What is required – Extract the lines that hold the string "товара".

Dataset rows –
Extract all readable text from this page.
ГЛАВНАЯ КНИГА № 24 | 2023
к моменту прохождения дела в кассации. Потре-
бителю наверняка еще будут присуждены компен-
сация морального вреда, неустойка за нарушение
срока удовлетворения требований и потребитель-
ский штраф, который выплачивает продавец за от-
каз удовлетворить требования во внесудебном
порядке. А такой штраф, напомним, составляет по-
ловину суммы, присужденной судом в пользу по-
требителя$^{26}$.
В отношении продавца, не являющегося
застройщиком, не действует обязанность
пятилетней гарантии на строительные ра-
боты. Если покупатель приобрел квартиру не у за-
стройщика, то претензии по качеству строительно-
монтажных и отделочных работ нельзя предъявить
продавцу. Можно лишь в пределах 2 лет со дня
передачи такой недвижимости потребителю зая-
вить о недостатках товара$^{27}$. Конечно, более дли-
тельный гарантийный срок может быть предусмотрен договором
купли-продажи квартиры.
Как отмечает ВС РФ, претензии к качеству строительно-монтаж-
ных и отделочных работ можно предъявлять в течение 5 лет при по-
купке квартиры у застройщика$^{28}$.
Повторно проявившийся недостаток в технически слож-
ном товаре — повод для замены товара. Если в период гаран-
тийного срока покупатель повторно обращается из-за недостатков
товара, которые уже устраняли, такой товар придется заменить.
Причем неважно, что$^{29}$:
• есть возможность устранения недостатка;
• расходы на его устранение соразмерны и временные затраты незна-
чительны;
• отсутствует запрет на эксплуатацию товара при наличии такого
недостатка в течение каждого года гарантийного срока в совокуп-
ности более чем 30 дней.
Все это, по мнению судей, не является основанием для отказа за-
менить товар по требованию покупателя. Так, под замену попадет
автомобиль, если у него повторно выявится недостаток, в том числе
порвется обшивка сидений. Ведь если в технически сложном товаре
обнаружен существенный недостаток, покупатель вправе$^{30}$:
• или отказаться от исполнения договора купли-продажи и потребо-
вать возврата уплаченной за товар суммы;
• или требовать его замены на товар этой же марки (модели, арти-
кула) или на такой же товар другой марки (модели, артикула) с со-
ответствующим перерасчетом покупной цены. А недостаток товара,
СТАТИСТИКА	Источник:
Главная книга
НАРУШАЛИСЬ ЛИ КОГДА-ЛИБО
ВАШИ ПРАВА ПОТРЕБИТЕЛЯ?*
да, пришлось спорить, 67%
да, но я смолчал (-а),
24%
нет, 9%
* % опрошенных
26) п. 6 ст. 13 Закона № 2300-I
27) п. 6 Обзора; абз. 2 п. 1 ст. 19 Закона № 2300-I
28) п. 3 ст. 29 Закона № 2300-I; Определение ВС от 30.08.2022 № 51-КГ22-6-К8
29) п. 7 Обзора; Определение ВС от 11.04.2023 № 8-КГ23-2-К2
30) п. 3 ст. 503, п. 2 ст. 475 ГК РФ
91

Solution for this problem –
вить о недостатках товара$^{27}$. Конечно, более дли-
ном товаре — повод для замены товара. Если в период гаран-
товара, которые уже устраняли, такой товар придется заменить.
• отсутствует запрет на эксплуатацию товара при наличии такого
ответствующим перерасчетом покупной цены. А недостаток товара,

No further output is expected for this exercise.